Written task:
Quote each line of the material verbatim, without the pictures.

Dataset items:
begin
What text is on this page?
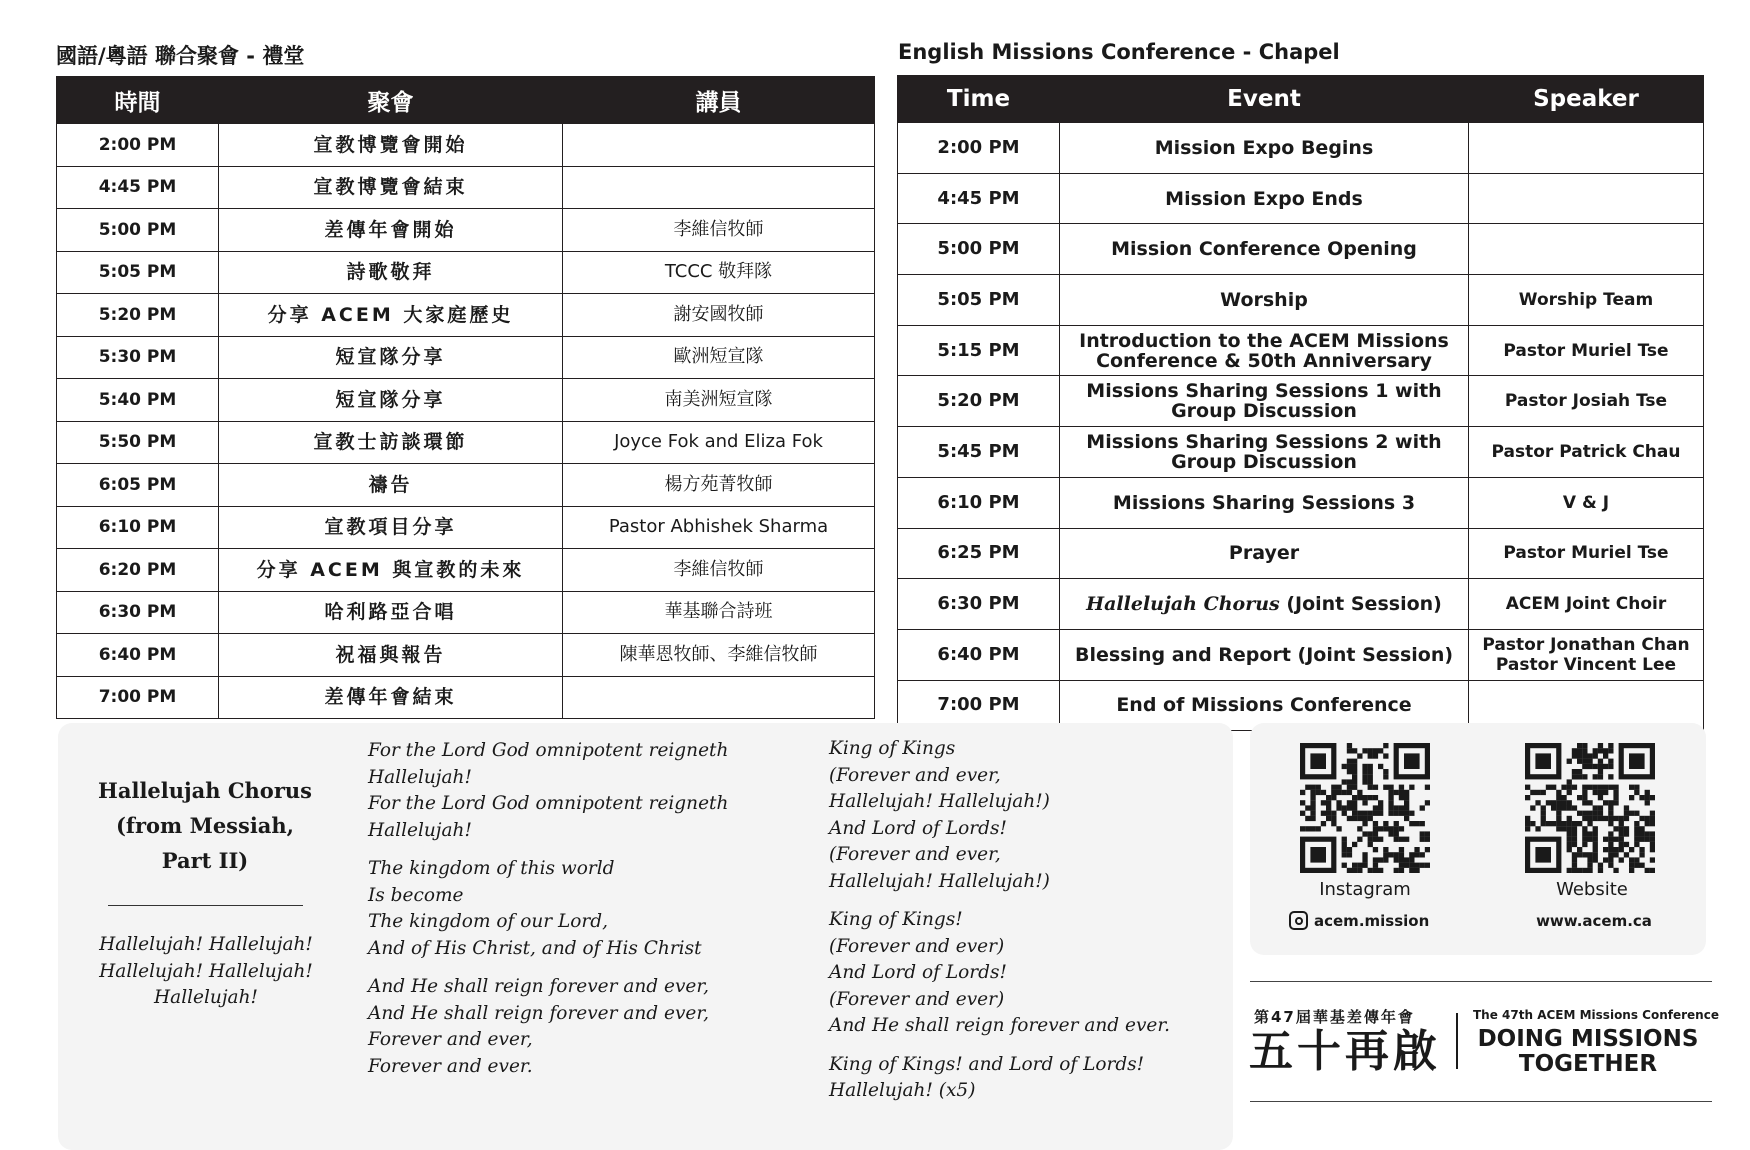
國語/粵語 聯合聚會 - 禮堂	English Missions Conference - Chapel
時間	聚會	講員
2:00 PM	宣教博覽會開始	
4:45 PM	宣教博覽會結束	
5:00 PM	差傳年會開始	李維信牧師
5:05 PM	詩歌敬拜	TCCC 敬拜隊
5:20 PM	分享 ACEM 大家庭歷史	謝安國牧師
5:30 PM	短宣隊分享	歐洲短宣隊
5:40 PM	短宣隊分享	南美洲短宣隊
5:50 PM	宣教士訪談環節	Joyce Fok and Eliza Fok
6:05 PM	禱告	楊方苑菁牧師
6:10 PM	宣教項目分享	Pastor Abhishek Sharma
6:20 PM	分享 ACEM 與宣教的未來	李維信牧師
6:30 PM	哈利路亞合唱	華基聯合詩班
6:40 PM	祝福與報告	陳華恩牧師、李維信牧師
7:00 PM	差傳年會結束	
Time	Event	Speaker
2:00 PM	Mission Expo Begins	
4:45 PM	Mission Expo Ends	
5:00 PM	Mission Conference Opening	
5:05 PM	Worship	Worship Team
5:15 PM	Introduction to the ACEM Missions Conference & 50th Anniversary	Pastor Muriel Tse
5:20 PM	Missions Sharing Sessions 1 with Group Discussion	Pastor Josiah Tse
5:45 PM	Missions Sharing Sessions 2 with Group Discussion	Pastor Patrick Chau
6:10 PM	Missions Sharing Sessions 3	V & J
6:25 PM	Prayer	Pastor Muriel Tse
6:30 PM	Hallelujah Chorus (Joint Session)	ACEM Joint Choir
6:40 PM	Blessing and Report (Joint Session)	Pastor Jonathan Chan
Pastor Vincent Lee

7:00 PM	End of Missions Conference	
Hallelujah Chorus
(from Messiah,
Part II)
Hallelujah! Hallelujah!
Hallelujah! Hallelujah!
Hallelujah!
For the Lord God omnipotent reigneth
Hallelujah!
For the Lord God omnipotent reigneth
Hallelujah!
The kingdom of this world
Is become
The kingdom of our Lord,
And of His Christ, and of His Christ
And He shall reign forever and ever,
And He shall reign forever and ever,
Forever and ever,
Forever and ever.
King of Kings
(Forever and ever,
Hallelujah! Hallelujah!)
And Lord of Lords!
(Forever and ever,
Hallelujah! Hallelujah!)
King of Kings!
(Forever and ever)
And Lord of Lords!
(Forever and ever)
And He shall reign forever and ever.
King of Kings! and Lord of Lords!
Hallelujah! (x5)
Instagram	Website
acem.mission	www.acem.ca
第47屆華基差傳年會
五十再啟
The 47th ACEM Missions Conference
DOING MISSIONS
TOGETHER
end
Response:
What text is on this page?
國語/粵語 聯合聚會 - 禮堂	English Missions Conference - Chapel
時間	聚會	講員
2:00 PM	宣教博覽會開始	
4:45 PM	宣教博覽會結束	
5:00 PM	差傳年會開始	李維信牧師
5:05 PM	詩歌敬拜	TCCC 敬拜隊
5:20 PM	分享 ACEM 大家庭歷史	謝安國牧師
5:30 PM	短宣隊分享	歐洲短宣隊
5:40 PM	短宣隊分享	南美洲短宣隊
5:50 PM	宣教士訪談環節	Joyce Fok and Eliza Fok
6:05 PM	禱告	楊方苑菁牧師
6:10 PM	宣教項目分享	Pastor Abhishek Sharma
6:20 PM	分享 ACEM 與宣教的未來	李維信牧師
6:30 PM	哈利路亞合唱	華基聯合詩班
6:40 PM	祝福與報告	陳華恩牧師、李維信牧師
7:00 PM	差傳年會結束	
Time	Event	Speaker
2:00 PM	Mission Expo Begins	
4:45 PM	Mission Expo Ends	
5:00 PM	Mission Conference Opening	
5:05 PM	Worship	Worship Team
5:15 PM	Introduction to the ACEM Missions Conference & 50th Anniversary	Pastor Muriel Tse
5:20 PM	Missions Sharing Sessions 1 with Group Discussion	Pastor Josiah Tse
5:45 PM	Missions Sharing Sessions 2 with Group Discussion	Pastor Patrick Chau
6:10 PM	Missions Sharing Sessions 3	V & J
6:25 PM	Prayer	Pastor Muriel Tse
6:30 PM	Hallelujah Chorus (Joint Session)	ACEM Joint Choir
6:40 PM	Blessing and Report (Joint Session)	Pastor Jonathan Chan
Pastor Vincent Lee

7:00 PM	End of Missions Conference	
Hallelujah Chorus
(from Messiah,
Part II)
Hallelujah! Hallelujah!
Hallelujah! Hallelujah!
Hallelujah!
For the Lord God omnipotent reigneth
Hallelujah!
For the Lord God omnipotent reigneth
Hallelujah!
The kingdom of this world
Is become
The kingdom of our Lord,
And of His Christ, and of His Christ
And He shall reign forever and ever,
And He shall reign forever and ever,
Forever and ever,
Forever and ever.
King of Kings
(Forever and ever,
Hallelujah! Hallelujah!)
And Lord of Lords!
(Forever and ever,
Hallelujah! Hallelujah!)
King of Kings!
(Forever and ever)
And Lord of Lords!
(Forever and ever)
And He shall reign forever and ever.
King of Kings! and Lord of Lords!
Hallelujah! (x5)
Instagram	Website
acem.mission	www.acem.ca
第47屆華基差傳年會
五十再啟
The 47th ACEM Missions Conference
DOING MISSIONS
TOGETHER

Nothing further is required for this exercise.